Exercise instructions:
Every line below must be reproduced exactly. Copy them all.

Dataset excerpt

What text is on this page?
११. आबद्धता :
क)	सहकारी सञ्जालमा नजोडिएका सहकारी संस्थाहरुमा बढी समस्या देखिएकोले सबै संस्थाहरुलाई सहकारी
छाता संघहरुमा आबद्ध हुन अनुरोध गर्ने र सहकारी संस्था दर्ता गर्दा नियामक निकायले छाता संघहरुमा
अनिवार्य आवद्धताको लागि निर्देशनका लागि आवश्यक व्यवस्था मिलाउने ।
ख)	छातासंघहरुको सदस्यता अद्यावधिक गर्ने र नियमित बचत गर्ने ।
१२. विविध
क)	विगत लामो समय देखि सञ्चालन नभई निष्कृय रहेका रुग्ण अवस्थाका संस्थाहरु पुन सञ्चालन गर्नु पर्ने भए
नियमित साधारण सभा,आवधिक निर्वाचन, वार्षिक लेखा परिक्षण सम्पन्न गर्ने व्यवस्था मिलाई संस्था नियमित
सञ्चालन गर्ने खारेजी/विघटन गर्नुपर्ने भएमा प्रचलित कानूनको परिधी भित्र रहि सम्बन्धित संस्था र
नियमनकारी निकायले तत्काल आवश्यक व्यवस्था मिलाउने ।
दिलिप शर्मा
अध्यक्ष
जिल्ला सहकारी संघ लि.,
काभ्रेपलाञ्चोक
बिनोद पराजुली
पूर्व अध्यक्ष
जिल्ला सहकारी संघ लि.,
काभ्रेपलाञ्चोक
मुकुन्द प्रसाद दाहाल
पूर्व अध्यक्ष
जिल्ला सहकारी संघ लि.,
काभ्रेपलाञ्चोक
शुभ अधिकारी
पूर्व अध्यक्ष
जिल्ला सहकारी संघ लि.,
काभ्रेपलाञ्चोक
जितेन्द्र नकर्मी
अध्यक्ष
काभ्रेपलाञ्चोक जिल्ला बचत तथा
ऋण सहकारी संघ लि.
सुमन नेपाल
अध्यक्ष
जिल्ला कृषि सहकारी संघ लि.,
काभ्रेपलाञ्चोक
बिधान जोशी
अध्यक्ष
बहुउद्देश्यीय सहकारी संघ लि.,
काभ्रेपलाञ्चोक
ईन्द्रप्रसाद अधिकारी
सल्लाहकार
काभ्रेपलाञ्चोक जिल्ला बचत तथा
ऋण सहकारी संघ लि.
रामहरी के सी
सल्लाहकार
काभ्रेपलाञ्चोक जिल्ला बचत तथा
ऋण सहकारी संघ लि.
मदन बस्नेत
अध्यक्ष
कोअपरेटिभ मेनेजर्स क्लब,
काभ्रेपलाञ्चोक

Task answer:
What text is on this page?
११. आबद्धता :
क)	सहकारी सञ्जालमा नजोडिएका सहकारी संस्थाहरुमा बढी समस्या देखिएकोले सबै संस्थाहरुलाई सहकारी
छाता संघहरुमा आबद्ध हुन अनुरोध गर्ने र सहकारी संस्था दर्ता गर्दा नियामक निकायले छाता संघहरुमा
अनिवार्य आवद्धताको लागि निर्देशनका लागि आवश्यक व्यवस्था मिलाउने ।
ख)	छातासंघहरुको सदस्यता अद्यावधिक गर्ने र नियमित बचत गर्ने ।
१२. विविध
क)	विगत लामो समय देखि सञ्चालन नभई निष्कृय रहेका रुग्ण अवस्थाका संस्थाहरु पुन सञ्चालन गर्नु पर्ने भए
नियमित साधारण सभा,आवधिक निर्वाचन, वार्षिक लेखा परिक्षण सम्पन्न गर्ने व्यवस्था मिलाई संस्था नियमित
सञ्चालन गर्ने खारेजी/विघटन गर्नुपर्ने भएमा प्रचलित कानूनको परिधी भित्र रहि सम्बन्धित संस्था र
नियमनकारी निकायले तत्काल आवश्यक व्यवस्था मिलाउने ।
दिलिप शर्मा
अध्यक्ष
जिल्ला सहकारी संघ लि.,
काभ्रेपलाञ्चोक
बिनोद पराजुली
पूर्व अध्यक्ष
जिल्ला सहकारी संघ लि.,
काभ्रेपलाञ्चोक
मुकुन्द प्रसाद दाहाल
पूर्व अध्यक्ष
जिल्ला सहकारी संघ लि.,
काभ्रेपलाञ्चोक
शुभ अधिकारी
पूर्व अध्यक्ष
जिल्ला सहकारी संघ लि.,
काभ्रेपलाञ्चोक
जितेन्द्र नकर्मी
अध्यक्ष
काभ्रेपलाञ्चोक जिल्ला बचत तथा
ऋण सहकारी संघ लि.
सुमन नेपाल
अध्यक्ष
जिल्ला कृषि सहकारी संघ लि.,
काभ्रेपलाञ्चोक
बिधान जोशी
अध्यक्ष
बहुउद्देश्यीय सहकारी संघ लि.,
काभ्रेपलाञ्चोक
ईन्द्रप्रसाद अधिकारी
सल्लाहकार
काभ्रेपलाञ्चोक जिल्ला बचत तथा
ऋण सहकारी संघ लि.
रामहरी के सी
सल्लाहकार
काभ्रेपलाञ्चोक जिल्ला बचत तथा
ऋण सहकारी संघ लि.
मदन बस्नेत
अध्यक्ष
कोअपरेटिभ मेनेजर्स क्लब,
काभ्रेपलाञ्चोक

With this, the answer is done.